**GIVEN DATA:**

>>

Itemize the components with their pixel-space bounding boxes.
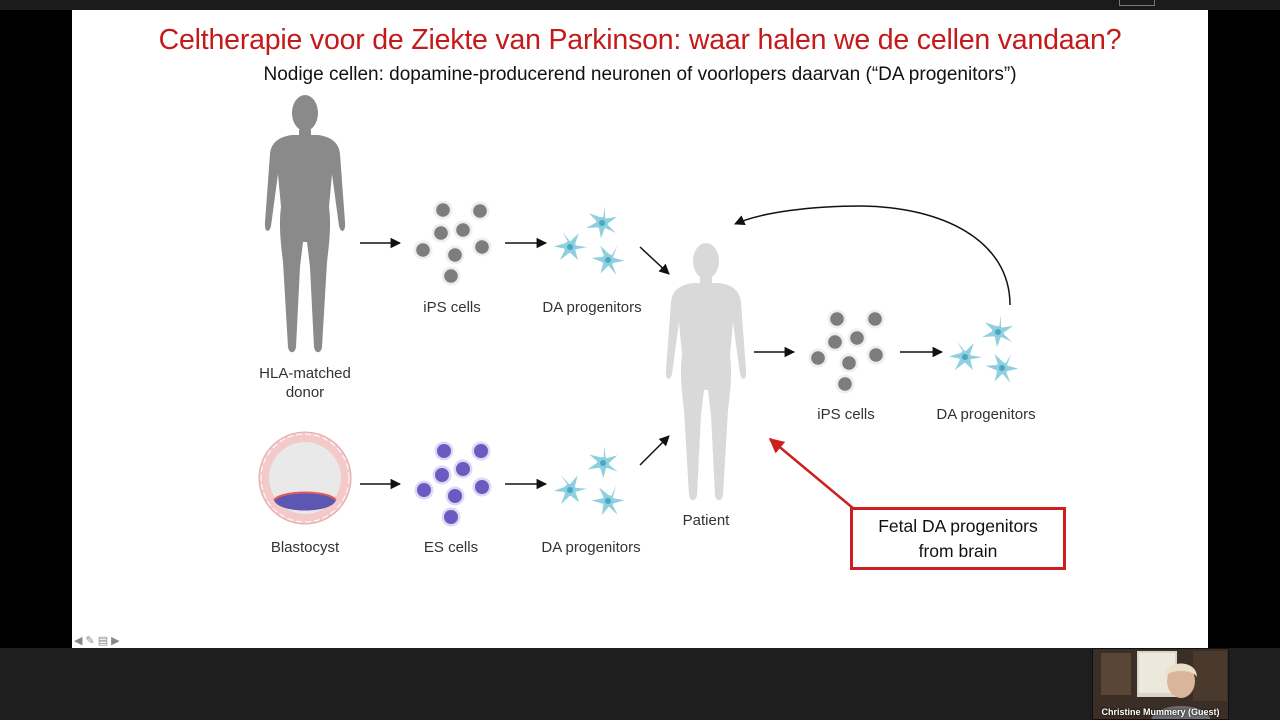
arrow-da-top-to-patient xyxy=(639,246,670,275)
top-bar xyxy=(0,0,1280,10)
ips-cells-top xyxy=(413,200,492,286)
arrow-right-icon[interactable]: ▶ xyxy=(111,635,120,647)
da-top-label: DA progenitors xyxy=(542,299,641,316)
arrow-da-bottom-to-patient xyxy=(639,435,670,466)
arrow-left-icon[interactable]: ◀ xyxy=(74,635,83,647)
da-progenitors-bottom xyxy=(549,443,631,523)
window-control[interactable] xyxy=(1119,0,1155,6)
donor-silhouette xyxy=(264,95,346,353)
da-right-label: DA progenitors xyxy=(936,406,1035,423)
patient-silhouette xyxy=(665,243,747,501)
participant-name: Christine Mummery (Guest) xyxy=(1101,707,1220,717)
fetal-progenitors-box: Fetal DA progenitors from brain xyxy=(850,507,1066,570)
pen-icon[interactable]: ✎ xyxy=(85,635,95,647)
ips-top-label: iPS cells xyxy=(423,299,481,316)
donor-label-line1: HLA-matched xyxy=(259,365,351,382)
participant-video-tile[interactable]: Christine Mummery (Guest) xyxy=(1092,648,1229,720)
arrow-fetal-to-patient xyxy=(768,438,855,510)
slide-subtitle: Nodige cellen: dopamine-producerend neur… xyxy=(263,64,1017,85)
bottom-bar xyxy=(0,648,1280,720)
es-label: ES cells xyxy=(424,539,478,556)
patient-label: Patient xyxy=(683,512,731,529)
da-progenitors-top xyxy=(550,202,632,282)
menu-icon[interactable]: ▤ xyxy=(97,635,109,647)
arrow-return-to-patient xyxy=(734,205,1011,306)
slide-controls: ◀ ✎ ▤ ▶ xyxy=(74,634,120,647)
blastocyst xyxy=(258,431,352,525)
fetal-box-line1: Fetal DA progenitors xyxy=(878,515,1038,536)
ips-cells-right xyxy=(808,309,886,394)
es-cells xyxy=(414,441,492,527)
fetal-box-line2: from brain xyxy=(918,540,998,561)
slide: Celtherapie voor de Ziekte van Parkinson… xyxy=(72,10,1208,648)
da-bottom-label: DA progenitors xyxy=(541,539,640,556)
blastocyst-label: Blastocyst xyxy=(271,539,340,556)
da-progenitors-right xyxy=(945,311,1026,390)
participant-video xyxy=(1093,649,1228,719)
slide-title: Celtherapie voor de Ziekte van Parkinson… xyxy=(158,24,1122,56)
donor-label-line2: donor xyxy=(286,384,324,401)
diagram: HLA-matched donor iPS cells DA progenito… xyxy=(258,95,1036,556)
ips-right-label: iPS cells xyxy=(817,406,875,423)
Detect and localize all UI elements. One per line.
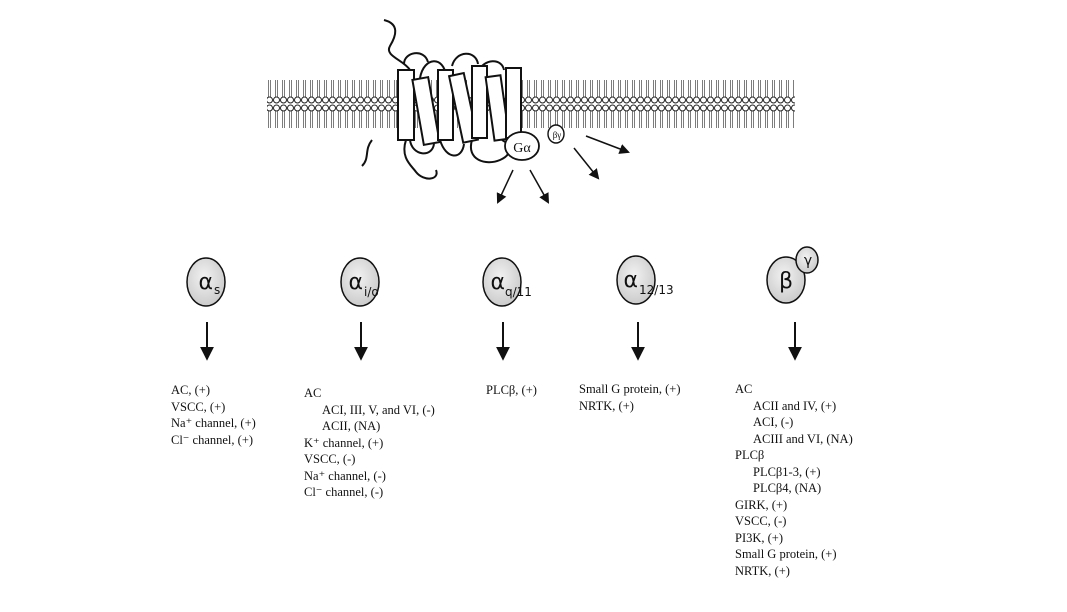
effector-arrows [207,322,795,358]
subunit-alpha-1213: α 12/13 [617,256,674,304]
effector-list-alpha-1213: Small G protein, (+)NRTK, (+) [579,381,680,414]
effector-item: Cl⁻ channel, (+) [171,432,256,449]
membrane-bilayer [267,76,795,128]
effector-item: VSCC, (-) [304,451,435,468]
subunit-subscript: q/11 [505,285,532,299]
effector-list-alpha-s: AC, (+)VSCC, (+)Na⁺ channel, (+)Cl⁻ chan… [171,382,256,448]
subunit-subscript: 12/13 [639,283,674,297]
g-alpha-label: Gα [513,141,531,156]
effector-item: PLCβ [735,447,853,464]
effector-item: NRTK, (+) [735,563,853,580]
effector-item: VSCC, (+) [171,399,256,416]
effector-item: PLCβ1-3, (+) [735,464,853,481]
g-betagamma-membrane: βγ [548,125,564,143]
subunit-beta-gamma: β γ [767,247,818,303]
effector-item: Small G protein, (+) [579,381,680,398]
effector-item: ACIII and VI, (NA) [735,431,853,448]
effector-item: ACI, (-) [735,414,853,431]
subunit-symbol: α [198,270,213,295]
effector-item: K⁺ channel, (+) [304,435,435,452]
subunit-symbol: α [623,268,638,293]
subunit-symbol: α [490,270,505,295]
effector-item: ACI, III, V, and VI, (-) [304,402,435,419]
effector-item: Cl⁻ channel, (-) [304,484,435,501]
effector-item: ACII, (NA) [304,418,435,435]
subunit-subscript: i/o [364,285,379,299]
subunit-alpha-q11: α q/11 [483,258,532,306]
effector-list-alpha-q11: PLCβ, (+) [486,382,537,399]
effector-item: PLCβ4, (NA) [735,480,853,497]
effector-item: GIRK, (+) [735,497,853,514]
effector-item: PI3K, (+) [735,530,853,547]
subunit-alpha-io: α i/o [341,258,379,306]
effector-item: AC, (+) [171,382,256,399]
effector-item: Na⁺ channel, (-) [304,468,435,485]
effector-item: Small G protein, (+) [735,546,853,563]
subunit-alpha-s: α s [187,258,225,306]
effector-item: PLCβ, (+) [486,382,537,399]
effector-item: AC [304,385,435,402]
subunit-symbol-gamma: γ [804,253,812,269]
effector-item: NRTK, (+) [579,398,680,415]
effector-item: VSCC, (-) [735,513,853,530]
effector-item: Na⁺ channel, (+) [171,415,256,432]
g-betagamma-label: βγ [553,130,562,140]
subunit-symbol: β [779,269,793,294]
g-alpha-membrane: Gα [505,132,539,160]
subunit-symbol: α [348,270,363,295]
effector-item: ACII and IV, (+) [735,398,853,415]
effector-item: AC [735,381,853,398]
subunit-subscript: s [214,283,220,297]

<<

Look through the entries for lines containing the word "patient" and return each one.

arrow-da-top-to-patient xyxy=(639,246,670,275)
arrow-da-bottom-to-patient xyxy=(639,435,670,466)
patient-silhouette xyxy=(665,243,747,501)
arrow-fetal-to-patient xyxy=(768,438,855,510)
patient-label: Patient xyxy=(683,512,731,529)
arrow-return-to-patient xyxy=(734,205,1011,306)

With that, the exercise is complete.